Dataset rows about figures:
__________

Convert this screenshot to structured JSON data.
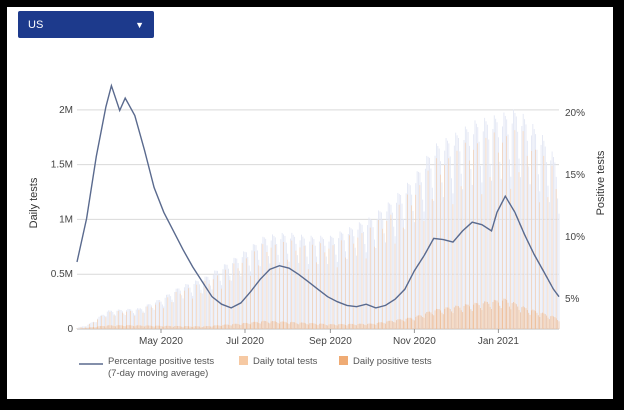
{
  "selector": {
    "label": "US"
  },
  "chart_data": {
    "type": "bar+line",
    "y_left": {
      "label": "Daily tests",
      "ticks": [
        "0",
        "0.5M",
        "1M",
        "1.5M",
        "2M"
      ],
      "tick_values": [
        0,
        500000,
        1000000,
        1500000,
        2000000
      ],
      "range": [
        0,
        2300000
      ]
    },
    "y_right": {
      "label": "Positive tests",
      "ticks": [
        "5%",
        "10%",
        "15%",
        "20%"
      ],
      "tick_values": [
        5,
        10,
        15,
        20
      ],
      "range": [
        2.6,
        22.9
      ]
    },
    "x_ticks": [
      "May 2020",
      "Jul 2020",
      "Sep 2020",
      "Nov 2020",
      "Jan 2021"
    ],
    "x_tick_dates": [
      "2020-05-01",
      "2020-07-01",
      "2020-09-01",
      "2020-11-01",
      "2021-01-01"
    ],
    "x_range": [
      "2020-03-01",
      "2021-02-14"
    ],
    "grid": true,
    "legend": {
      "position": "bottom",
      "line_label_1": "Percentage positive tests",
      "line_label_2": "(7-day moving average)",
      "total_label": "Daily total tests",
      "positive_label": "Daily positive tests"
    },
    "colors": {
      "line": "#5a6a8e",
      "total": "#f6c9a3",
      "total_faint": "#e3e7f4",
      "positive": "#efab74",
      "grid": "#d9d9d9"
    },
    "series": [
      {
        "name": "Percentage positive tests (7-day moving average)",
        "points": [
          [
            "2020-03-01",
            8.0
          ],
          [
            "2020-03-08",
            11.5
          ],
          [
            "2020-03-15",
            16.5
          ],
          [
            "2020-03-22",
            20.5
          ],
          [
            "2020-03-26",
            22.2
          ],
          [
            "2020-04-01",
            20.2
          ],
          [
            "2020-04-05",
            21.2
          ],
          [
            "2020-04-12",
            19.8
          ],
          [
            "2020-04-19",
            17.0
          ],
          [
            "2020-04-26",
            14.0
          ],
          [
            "2020-05-03",
            12.0
          ],
          [
            "2020-05-10",
            10.5
          ],
          [
            "2020-05-17",
            9.0
          ],
          [
            "2020-05-24",
            7.6
          ],
          [
            "2020-05-31",
            6.4
          ],
          [
            "2020-06-07",
            5.2
          ],
          [
            "2020-06-14",
            4.6
          ],
          [
            "2020-06-21",
            4.3
          ],
          [
            "2020-06-28",
            4.7
          ],
          [
            "2020-07-05",
            5.6
          ],
          [
            "2020-07-12",
            6.6
          ],
          [
            "2020-07-19",
            7.4
          ],
          [
            "2020-07-26",
            7.7
          ],
          [
            "2020-08-02",
            7.5
          ],
          [
            "2020-08-09",
            7.0
          ],
          [
            "2020-08-16",
            6.4
          ],
          [
            "2020-08-23",
            5.8
          ],
          [
            "2020-08-30",
            5.2
          ],
          [
            "2020-09-06",
            4.8
          ],
          [
            "2020-09-13",
            4.5
          ],
          [
            "2020-09-20",
            4.4
          ],
          [
            "2020-09-27",
            4.6
          ],
          [
            "2020-10-04",
            4.3
          ],
          [
            "2020-10-11",
            4.5
          ],
          [
            "2020-10-18",
            5.0
          ],
          [
            "2020-10-25",
            5.8
          ],
          [
            "2020-11-01",
            7.3
          ],
          [
            "2020-11-08",
            8.5
          ],
          [
            "2020-11-15",
            9.9
          ],
          [
            "2020-11-22",
            9.8
          ],
          [
            "2020-11-29",
            9.6
          ],
          [
            "2020-12-06",
            10.5
          ],
          [
            "2020-12-13",
            11.2
          ],
          [
            "2020-12-20",
            11.0
          ],
          [
            "2020-12-27",
            10.5
          ],
          [
            "2020-12-31",
            12.0
          ],
          [
            "2021-01-06",
            13.3
          ],
          [
            "2021-01-13",
            12.0
          ],
          [
            "2021-01-20",
            10.2
          ],
          [
            "2021-01-27",
            8.6
          ],
          [
            "2021-02-03",
            7.2
          ],
          [
            "2021-02-10",
            5.8
          ],
          [
            "2021-02-14",
            5.2
          ]
        ]
      },
      {
        "name": "Daily total tests",
        "weekly_avg": [
          [
            "2020-03-01",
            10000
          ],
          [
            "2020-03-08",
            30000
          ],
          [
            "2020-03-15",
            80000
          ],
          [
            "2020-03-22",
            150000
          ],
          [
            "2020-04-01",
            160000
          ],
          [
            "2020-04-15",
            170000
          ],
          [
            "2020-05-01",
            250000
          ],
          [
            "2020-05-15",
            350000
          ],
          [
            "2020-06-01",
            420000
          ],
          [
            "2020-06-15",
            520000
          ],
          [
            "2020-07-01",
            640000
          ],
          [
            "2020-07-15",
            760000
          ],
          [
            "2020-08-01",
            790000
          ],
          [
            "2020-08-15",
            760000
          ],
          [
            "2020-09-01",
            760000
          ],
          [
            "2020-09-15",
            830000
          ],
          [
            "2020-10-01",
            920000
          ],
          [
            "2020-10-15",
            1050000
          ],
          [
            "2020-11-01",
            1250000
          ],
          [
            "2020-11-15",
            1500000
          ],
          [
            "2020-12-01",
            1600000
          ],
          [
            "2020-12-15",
            1700000
          ],
          [
            "2021-01-01",
            1750000
          ],
          [
            "2021-01-15",
            1800000
          ],
          [
            "2021-02-01",
            1600000
          ],
          [
            "2021-02-14",
            1350000
          ]
        ]
      },
      {
        "name": "Daily positive tests",
        "weekly_avg": [
          [
            "2020-03-01",
            1000
          ],
          [
            "2020-03-22",
            30000
          ],
          [
            "2020-04-05",
            32000
          ],
          [
            "2020-05-01",
            27000
          ],
          [
            "2020-06-01",
            22000
          ],
          [
            "2020-07-01",
            50000
          ],
          [
            "2020-07-15",
            68000
          ],
          [
            "2020-08-01",
            60000
          ],
          [
            "2020-09-01",
            40000
          ],
          [
            "2020-10-01",
            45000
          ],
          [
            "2020-11-01",
            100000
          ],
          [
            "2020-11-15",
            160000
          ],
          [
            "2020-12-01",
            190000
          ],
          [
            "2021-01-06",
            250000
          ],
          [
            "2021-01-20",
            180000
          ],
          [
            "2021-02-14",
            90000
          ]
        ]
      }
    ]
  }
}
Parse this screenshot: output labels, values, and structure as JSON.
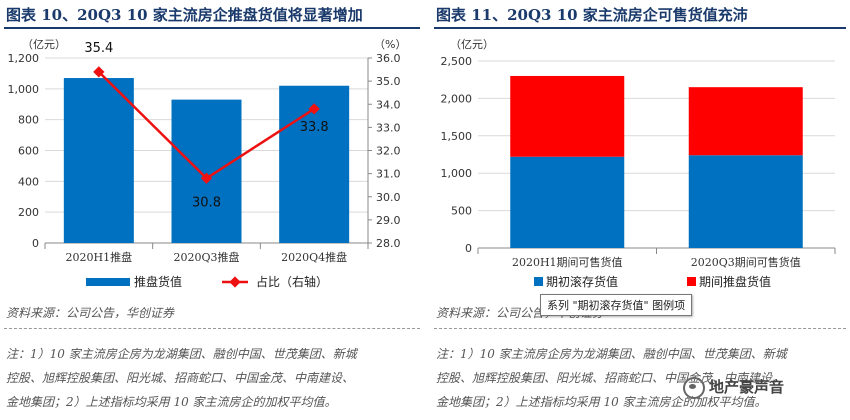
{
  "colors": {
    "bar_blue": "#0070C0",
    "line_red": "#EE1111",
    "bar_red": "#FF0000",
    "title": "#1A3A6B"
  },
  "left": {
    "title": "图表 10、20Q3 10 家主流房企推盘货值将显著增加",
    "source": "资料来源：公司公告，华创证券",
    "notes": [
      "注：1）10 家主流房企房为龙湖集团、融创中国、世茂集团、新城",
      "控股、旭辉控股集团、阳光城、招商蛇口、中国金茂、中南建设、",
      "金地集团；2）上述指标均采用 10 家主流房企的加权平均值。"
    ]
  },
  "right": {
    "title": "图表 11、20Q3 10 家主流房企可售货值充沛",
    "source": "资料来源：公司公告，华创证券",
    "notes": [
      "注：1）10 家主流房企房为龙湖集团、融创中国、世茂集团、新城",
      "控股、旭辉控股集团、阳光城、招商蛇口、中国金茂、中南建设、",
      "金地集团；2）上述指标均采用 10 家主流房企的加权平均值。"
    ],
    "tooltip": "系列 \"期初滚存货值\" 图例项",
    "watermark": "地产豪声音"
  },
  "chart_data": [
    {
      "type": "bar",
      "title": "图表 10、20Q3 10 家主流房企推盘货值将显著增加",
      "categories": [
        "2020H1推盘",
        "2020Q3推盘",
        "2020Q4推盘"
      ],
      "series": [
        {
          "name": "推盘货值",
          "type": "bar",
          "axis": "left",
          "values": [
            1070,
            930,
            1020
          ]
        },
        {
          "name": "占比（右轴）",
          "type": "line",
          "axis": "right",
          "values": [
            35.4,
            30.8,
            33.8
          ]
        }
      ],
      "data_labels": [
        "35.4",
        "30.8",
        "33.8"
      ],
      "ylabel_left": "（亿元）",
      "ylabel_right": "（%）",
      "ylim": [
        0,
        1200
      ],
      "yticks": [
        "0",
        "200",
        "400",
        "600",
        "800",
        "1,000",
        "1,200"
      ],
      "y2lim": [
        28.0,
        36.0
      ],
      "y2ticks": [
        "28.0",
        "29.0",
        "30.0",
        "31.0",
        "32.0",
        "33.0",
        "34.0",
        "35.0",
        "36.0"
      ],
      "legend": [
        "推盘货值",
        "占比（右轴）"
      ],
      "legend_position": "bottom",
      "grid": true
    },
    {
      "type": "bar",
      "stacked": true,
      "title": "图表 11、20Q3 10 家主流房企可售货值充沛",
      "categories": [
        "2020H1期间可售货值",
        "2020Q3期间可售货值"
      ],
      "series": [
        {
          "name": "期初滚存货值",
          "values": [
            1220,
            1240
          ]
        },
        {
          "name": "期间推盘货值",
          "values": [
            1080,
            910
          ]
        }
      ],
      "ylabel": "（亿元）",
      "ylim": [
        0,
        2500
      ],
      "yticks": [
        "0",
        "500",
        "1,000",
        "1,500",
        "2,000",
        "2,500"
      ],
      "legend": [
        "期初滚存货值",
        "期间推盘货值"
      ],
      "legend_position": "bottom",
      "grid": true
    }
  ]
}
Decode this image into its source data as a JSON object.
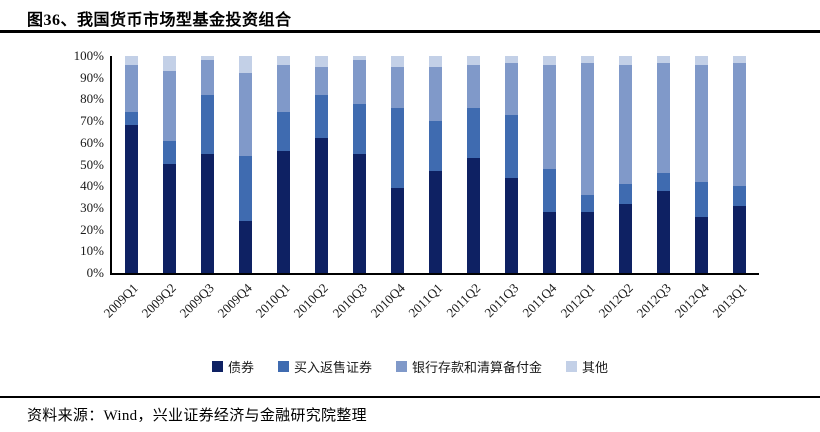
{
  "header": {
    "title": "图36、我国货币市场型基金投资组合"
  },
  "footer": {
    "source": "资料来源：Wind，兴业证券经济与金融研究院整理"
  },
  "chart_data": {
    "type": "bar",
    "stacked": true,
    "unit": "percent_of_total",
    "title": "图36、我国货币市场型基金投资组合",
    "categories": [
      "2009Q1",
      "2009Q2",
      "2009Q3",
      "2009Q4",
      "2010Q1",
      "2010Q2",
      "2010Q3",
      "2010Q4",
      "2011Q1",
      "2011Q2",
      "2011Q3",
      "2011Q4",
      "2012Q1",
      "2012Q2",
      "2012Q3",
      "2012Q4",
      "2013Q1"
    ],
    "series": [
      {
        "name": "债券",
        "color": "#0E2163",
        "values": [
          68,
          50,
          55,
          24,
          56,
          62,
          55,
          39,
          47,
          53,
          44,
          28,
          28,
          32,
          38,
          26,
          31
        ]
      },
      {
        "name": "买入返售证券",
        "color": "#3F6BB0",
        "values": [
          6,
          11,
          27,
          30,
          18,
          20,
          23,
          37,
          23,
          23,
          29,
          20,
          8,
          9,
          8,
          16,
          9
        ]
      },
      {
        "name": "银行存款和清算备付金",
        "color": "#8099C9",
        "values": [
          22,
          32,
          16,
          38,
          22,
          13,
          20,
          19,
          25,
          20,
          24,
          48,
          61,
          55,
          51,
          54,
          57
        ]
      },
      {
        "name": "其他",
        "color": "#C3D0E7",
        "values": [
          4,
          7,
          2,
          8,
          4,
          5,
          2,
          5,
          5,
          4,
          3,
          4,
          3,
          4,
          3,
          4,
          3
        ]
      }
    ],
    "xlabel": "",
    "ylabel": "",
    "ylim": [
      0,
      100
    ],
    "yticks": [
      "0%",
      "10%",
      "20%",
      "30%",
      "40%",
      "50%",
      "60%",
      "70%",
      "80%",
      "90%",
      "100%"
    ],
    "grid": false,
    "legend_position": "bottom",
    "xlabel_rotation": -45,
    "axis_color": "#000000"
  }
}
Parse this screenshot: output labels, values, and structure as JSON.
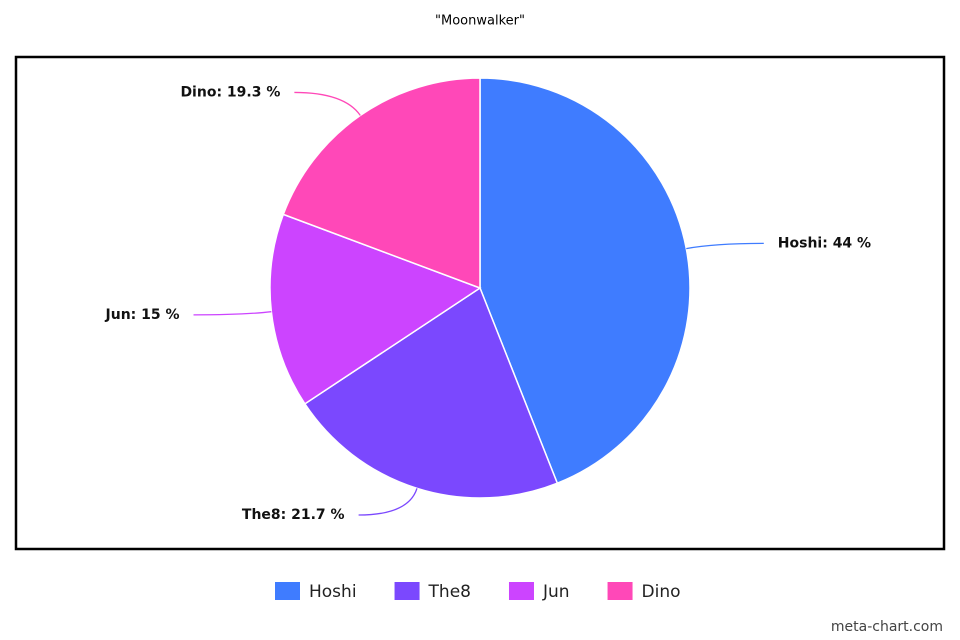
{
  "chart_data": {
    "type": "pie",
    "title": "\"Moonwalker\"",
    "categories": [
      "Hoshi",
      "The8",
      "Jun",
      "Dino"
    ],
    "values": [
      44,
      21.7,
      15,
      19.3
    ],
    "value_labels": [
      "Hoshi: 44 %",
      "The8: 21.7 %",
      "Jun: 15 %",
      "Dino: 19.3 %"
    ],
    "colors": [
      "#3f7cff",
      "#7b48fe",
      "#cc44ff",
      "#ff48b8"
    ],
    "legend": "bottom",
    "watermark": "meta-chart.com"
  }
}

__________

Work out the number of lines above that include the string "grid" and write only that number.

■ EXERCISE ANSWER ■
5